:: DIRECTION ::
Could you transcribe the material below exactly, without leaving out a single line?

:: DATA PROVIDED ::
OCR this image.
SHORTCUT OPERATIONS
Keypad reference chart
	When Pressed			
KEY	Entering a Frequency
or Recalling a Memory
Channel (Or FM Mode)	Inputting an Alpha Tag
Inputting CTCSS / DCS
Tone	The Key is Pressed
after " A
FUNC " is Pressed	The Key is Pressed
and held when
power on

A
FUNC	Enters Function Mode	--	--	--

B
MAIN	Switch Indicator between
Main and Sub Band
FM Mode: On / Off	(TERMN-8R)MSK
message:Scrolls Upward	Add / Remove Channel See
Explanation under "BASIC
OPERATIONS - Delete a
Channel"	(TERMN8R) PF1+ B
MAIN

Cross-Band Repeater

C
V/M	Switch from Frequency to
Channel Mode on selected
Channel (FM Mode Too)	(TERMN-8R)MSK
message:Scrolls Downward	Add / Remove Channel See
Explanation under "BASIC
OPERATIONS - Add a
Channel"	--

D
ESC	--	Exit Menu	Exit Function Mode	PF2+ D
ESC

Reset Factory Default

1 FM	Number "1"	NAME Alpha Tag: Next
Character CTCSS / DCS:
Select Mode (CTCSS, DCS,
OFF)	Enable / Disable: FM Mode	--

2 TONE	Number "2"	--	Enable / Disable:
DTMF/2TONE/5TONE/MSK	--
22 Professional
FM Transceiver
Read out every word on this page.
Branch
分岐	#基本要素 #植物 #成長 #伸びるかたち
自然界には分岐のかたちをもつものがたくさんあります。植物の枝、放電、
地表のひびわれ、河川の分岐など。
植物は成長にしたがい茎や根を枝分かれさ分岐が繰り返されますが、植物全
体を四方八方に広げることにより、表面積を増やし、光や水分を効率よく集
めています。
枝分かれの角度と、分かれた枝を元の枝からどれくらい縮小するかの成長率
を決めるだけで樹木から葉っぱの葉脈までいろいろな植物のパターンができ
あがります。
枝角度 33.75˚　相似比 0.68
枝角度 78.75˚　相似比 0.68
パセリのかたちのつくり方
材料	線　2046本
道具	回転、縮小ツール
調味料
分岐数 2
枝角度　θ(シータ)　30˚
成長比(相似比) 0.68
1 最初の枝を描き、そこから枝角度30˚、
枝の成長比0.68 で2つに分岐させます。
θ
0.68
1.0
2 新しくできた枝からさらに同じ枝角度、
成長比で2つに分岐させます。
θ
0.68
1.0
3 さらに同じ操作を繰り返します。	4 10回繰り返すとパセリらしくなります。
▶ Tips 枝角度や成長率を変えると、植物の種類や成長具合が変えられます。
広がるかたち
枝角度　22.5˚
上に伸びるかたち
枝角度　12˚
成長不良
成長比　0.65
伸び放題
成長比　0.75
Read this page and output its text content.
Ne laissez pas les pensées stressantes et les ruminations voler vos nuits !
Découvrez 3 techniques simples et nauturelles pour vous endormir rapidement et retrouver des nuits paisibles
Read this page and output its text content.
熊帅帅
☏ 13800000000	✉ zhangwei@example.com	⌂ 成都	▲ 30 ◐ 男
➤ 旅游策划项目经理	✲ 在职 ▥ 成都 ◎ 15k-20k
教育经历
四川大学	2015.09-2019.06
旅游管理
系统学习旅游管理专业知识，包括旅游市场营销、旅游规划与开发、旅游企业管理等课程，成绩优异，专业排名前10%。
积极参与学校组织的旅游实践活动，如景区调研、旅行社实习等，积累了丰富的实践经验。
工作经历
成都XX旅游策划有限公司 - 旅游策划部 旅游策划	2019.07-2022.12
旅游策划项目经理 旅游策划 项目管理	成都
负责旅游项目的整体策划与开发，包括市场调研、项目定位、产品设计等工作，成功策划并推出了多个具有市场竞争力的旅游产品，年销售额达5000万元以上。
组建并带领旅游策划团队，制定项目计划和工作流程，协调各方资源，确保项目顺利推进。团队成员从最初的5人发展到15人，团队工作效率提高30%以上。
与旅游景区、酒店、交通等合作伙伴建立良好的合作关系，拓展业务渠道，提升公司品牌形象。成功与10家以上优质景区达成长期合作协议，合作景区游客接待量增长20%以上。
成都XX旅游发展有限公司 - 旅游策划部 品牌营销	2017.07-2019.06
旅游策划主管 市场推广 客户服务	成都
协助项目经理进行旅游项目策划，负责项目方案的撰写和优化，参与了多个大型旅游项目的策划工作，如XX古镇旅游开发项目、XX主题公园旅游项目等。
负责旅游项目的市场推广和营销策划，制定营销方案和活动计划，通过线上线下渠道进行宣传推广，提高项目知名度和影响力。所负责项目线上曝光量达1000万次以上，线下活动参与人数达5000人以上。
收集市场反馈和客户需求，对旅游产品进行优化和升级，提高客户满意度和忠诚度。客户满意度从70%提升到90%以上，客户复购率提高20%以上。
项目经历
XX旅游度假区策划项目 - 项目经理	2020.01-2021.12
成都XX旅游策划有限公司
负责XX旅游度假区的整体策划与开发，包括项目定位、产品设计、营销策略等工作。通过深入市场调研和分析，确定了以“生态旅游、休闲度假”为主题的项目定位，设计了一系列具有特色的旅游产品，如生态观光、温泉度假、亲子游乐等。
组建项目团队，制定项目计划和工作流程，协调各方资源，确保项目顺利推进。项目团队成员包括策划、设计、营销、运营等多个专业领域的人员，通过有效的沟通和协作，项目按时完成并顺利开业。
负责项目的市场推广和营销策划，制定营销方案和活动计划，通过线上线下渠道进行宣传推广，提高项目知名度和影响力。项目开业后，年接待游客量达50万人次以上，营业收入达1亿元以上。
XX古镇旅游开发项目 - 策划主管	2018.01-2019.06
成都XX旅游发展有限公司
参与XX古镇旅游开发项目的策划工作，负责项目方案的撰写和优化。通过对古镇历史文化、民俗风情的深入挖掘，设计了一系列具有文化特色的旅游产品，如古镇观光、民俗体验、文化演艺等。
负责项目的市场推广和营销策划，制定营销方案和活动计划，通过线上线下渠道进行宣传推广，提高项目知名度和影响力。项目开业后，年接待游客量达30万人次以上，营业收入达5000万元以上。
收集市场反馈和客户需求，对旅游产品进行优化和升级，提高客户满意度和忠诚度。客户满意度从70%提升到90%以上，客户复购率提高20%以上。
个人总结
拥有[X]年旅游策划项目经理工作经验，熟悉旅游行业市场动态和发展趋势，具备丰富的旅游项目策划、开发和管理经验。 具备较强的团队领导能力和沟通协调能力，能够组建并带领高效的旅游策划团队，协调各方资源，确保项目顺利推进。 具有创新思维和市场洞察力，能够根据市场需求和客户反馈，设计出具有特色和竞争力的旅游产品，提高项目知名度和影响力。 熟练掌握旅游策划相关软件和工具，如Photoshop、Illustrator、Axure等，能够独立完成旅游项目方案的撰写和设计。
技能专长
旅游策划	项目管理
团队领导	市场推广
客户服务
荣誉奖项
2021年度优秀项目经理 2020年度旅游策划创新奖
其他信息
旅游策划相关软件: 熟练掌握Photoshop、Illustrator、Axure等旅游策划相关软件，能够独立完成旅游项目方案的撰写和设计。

:: ANSWER BELOW ::
OCR this image.
SHORTCUT OPERATIONS
Keypad reference chart
	When Pressed			
KEY	Entering a Frequency
or Recalling a Memory
Channel (Or FM Mode)	Inputting an Alpha Tag
Inputting CTCSS / DCS
Tone	The Key is Pressed
after " A
FUNC " is Pressed	The Key is Pressed
and held when
power on

A
FUNC	Enters Function Mode	--	--	--

B
MAIN	Switch Indicator between
Main and Sub Band
FM Mode: On / Off	(TERMN-8R)MSK
message:Scrolls Upward	Add / Remove Channel See
Explanation under "BASIC
OPERATIONS - Delete a
Channel"	(TERMN8R) PF1+ B
MAIN

Cross-Band Repeater

C
V/M	Switch from Frequency to
Channel Mode on selected
Channel (FM Mode Too)	(TERMN-8R)MSK
message:Scrolls Downward	Add / Remove Channel See
Explanation under "BASIC
OPERATIONS - Add a
Channel"	--

D
ESC	--	Exit Menu	Exit Function Mode	PF2+ D
ESC

Reset Factory Default

1 FM	Number "1"	NAME Alpha Tag: Next
Character CTCSS / DCS:
Select Mode (CTCSS, DCS,
OFF)	Enable / Disable: FM Mode	--

2 TONE	Number "2"	--	Enable / Disable:
DTMF/2TONE/5TONE/MSK	--
22 Professional
FM Transceiver
Read out every word on this page.
Branch
分岐	#基本要素 #植物 #成長 #伸びるかたち
自然界には分岐のかたちをもつものがたくさんあります。植物の枝、放電、
地表のひびわれ、河川の分岐など。
植物は成長にしたがい茎や根を枝分かれさ分岐が繰り返されますが、植物全
体を四方八方に広げることにより、表面積を増やし、光や水分を効率よく集
めています。
枝分かれの角度と、分かれた枝を元の枝からどれくらい縮小するかの成長率
を決めるだけで樹木から葉っぱの葉脈までいろいろな植物のパターンができ
あがります。
枝角度 33.75˚　相似比 0.68
枝角度 78.75˚　相似比 0.68
パセリのかたちのつくり方
材料	線　2046本
道具	回転、縮小ツール
調味料
分岐数 2
枝角度　θ(シータ)　30˚
成長比(相似比) 0.68
1 最初の枝を描き、そこから枝角度30˚、
枝の成長比0.68 で2つに分岐させます。
θ
0.68
1.0
2 新しくできた枝からさらに同じ枝角度、
成長比で2つに分岐させます。
θ
0.68
1.0
3 さらに同じ操作を繰り返します。	4 10回繰り返すとパセリらしくなります。
▶ Tips 枝角度や成長率を変えると、植物の種類や成長具合が変えられます。
広がるかたち
枝角度　22.5˚
上に伸びるかたち
枝角度　12˚
成長不良
成長比　0.65
伸び放題
成長比　0.75
Read this page and output its text content.
Ne laissez pas les pensées stressantes et les ruminations voler vos nuits !
Découvrez 3 techniques simples et nauturelles pour vous endormir rapidement et retrouver des nuits paisibles
Read this page and output its text content.
熊帅帅
☏ 13800000000	✉ zhangwei@example.com	⌂ 成都	▲ 30 ◐ 男
➤ 旅游策划项目经理	✲ 在职 ▥ 成都 ◎ 15k-20k
教育经历
四川大学	2015.09-2019.06
旅游管理
系统学习旅游管理专业知识，包括旅游市场营销、旅游规划与开发、旅游企业管理等课程，成绩优异，专业排名前10%。
积极参与学校组织的旅游实践活动，如景区调研、旅行社实习等，积累了丰富的实践经验。
工作经历
成都XX旅游策划有限公司 - 旅游策划部 旅游策划	2019.07-2022.12
旅游策划项目经理 旅游策划 项目管理	成都
负责旅游项目的整体策划与开发，包括市场调研、项目定位、产品设计等工作，成功策划并推出了多个具有市场竞争力的旅游产品，年销售额达5000万元以上。
组建并带领旅游策划团队，制定项目计划和工作流程，协调各方资源，确保项目顺利推进。团队成员从最初的5人发展到15人，团队工作效率提高30%以上。
与旅游景区、酒店、交通等合作伙伴建立良好的合作关系，拓展业务渠道，提升公司品牌形象。成功与10家以上优质景区达成长期合作协议，合作景区游客接待量增长20%以上。
成都XX旅游发展有限公司 - 旅游策划部 品牌营销	2017.07-2019.06
旅游策划主管 市场推广 客户服务	成都
协助项目经理进行旅游项目策划，负责项目方案的撰写和优化，参与了多个大型旅游项目的策划工作，如XX古镇旅游开发项目、XX主题公园旅游项目等。
负责旅游项目的市场推广和营销策划，制定营销方案和活动计划，通过线上线下渠道进行宣传推广，提高项目知名度和影响力。所负责项目线上曝光量达1000万次以上，线下活动参与人数达5000人以上。
收集市场反馈和客户需求，对旅游产品进行优化和升级，提高客户满意度和忠诚度。客户满意度从70%提升到90%以上，客户复购率提高20%以上。
项目经历
XX旅游度假区策划项目 - 项目经理	2020.01-2021.12
成都XX旅游策划有限公司
负责XX旅游度假区的整体策划与开发，包括项目定位、产品设计、营销策略等工作。通过深入市场调研和分析，确定了以“生态旅游、休闲度假”为主题的项目定位，设计了一系列具有特色的旅游产品，如生态观光、温泉度假、亲子游乐等。
组建项目团队，制定项目计划和工作流程，协调各方资源，确保项目顺利推进。项目团队成员包括策划、设计、营销、运营等多个专业领域的人员，通过有效的沟通和协作，项目按时完成并顺利开业。
负责项目的市场推广和营销策划，制定营销方案和活动计划，通过线上线下渠道进行宣传推广，提高项目知名度和影响力。项目开业后，年接待游客量达50万人次以上，营业收入达1亿元以上。
XX古镇旅游开发项目 - 策划主管	2018.01-2019.06
成都XX旅游发展有限公司
参与XX古镇旅游开发项目的策划工作，负责项目方案的撰写和优化。通过对古镇历史文化、民俗风情的深入挖掘，设计了一系列具有文化特色的旅游产品，如古镇观光、民俗体验、文化演艺等。
负责项目的市场推广和营销策划，制定营销方案和活动计划，通过线上线下渠道进行宣传推广，提高项目知名度和影响力。项目开业后，年接待游客量达30万人次以上，营业收入达5000万元以上。
收集市场反馈和客户需求，对旅游产品进行优化和升级，提高客户满意度和忠诚度。客户满意度从70%提升到90%以上，客户复购率提高20%以上。
个人总结
拥有[X]年旅游策划项目经理工作经验，熟悉旅游行业市场动态和发展趋势，具备丰富的旅游项目策划、开发和管理经验。 具备较强的团队领导能力和沟通协调能力，能够组建并带领高效的旅游策划团队，协调各方资源，确保项目顺利推进。 具有创新思维和市场洞察力，能够根据市场需求和客户反馈，设计出具有特色和竞争力的旅游产品，提高项目知名度和影响力。 熟练掌握旅游策划相关软件和工具，如Photoshop、Illustrator、Axure等，能够独立完成旅游项目方案的撰写和设计。
技能专长
旅游策划	项目管理
团队领导	市场推广
客户服务
荣誉奖项
2021年度优秀项目经理 2020年度旅游策划创新奖
其他信息
旅游策划相关软件: 熟练掌握Photoshop、Illustrator、Axure等旅游策划相关软件，能够独立完成旅游项目方案的撰写和设计。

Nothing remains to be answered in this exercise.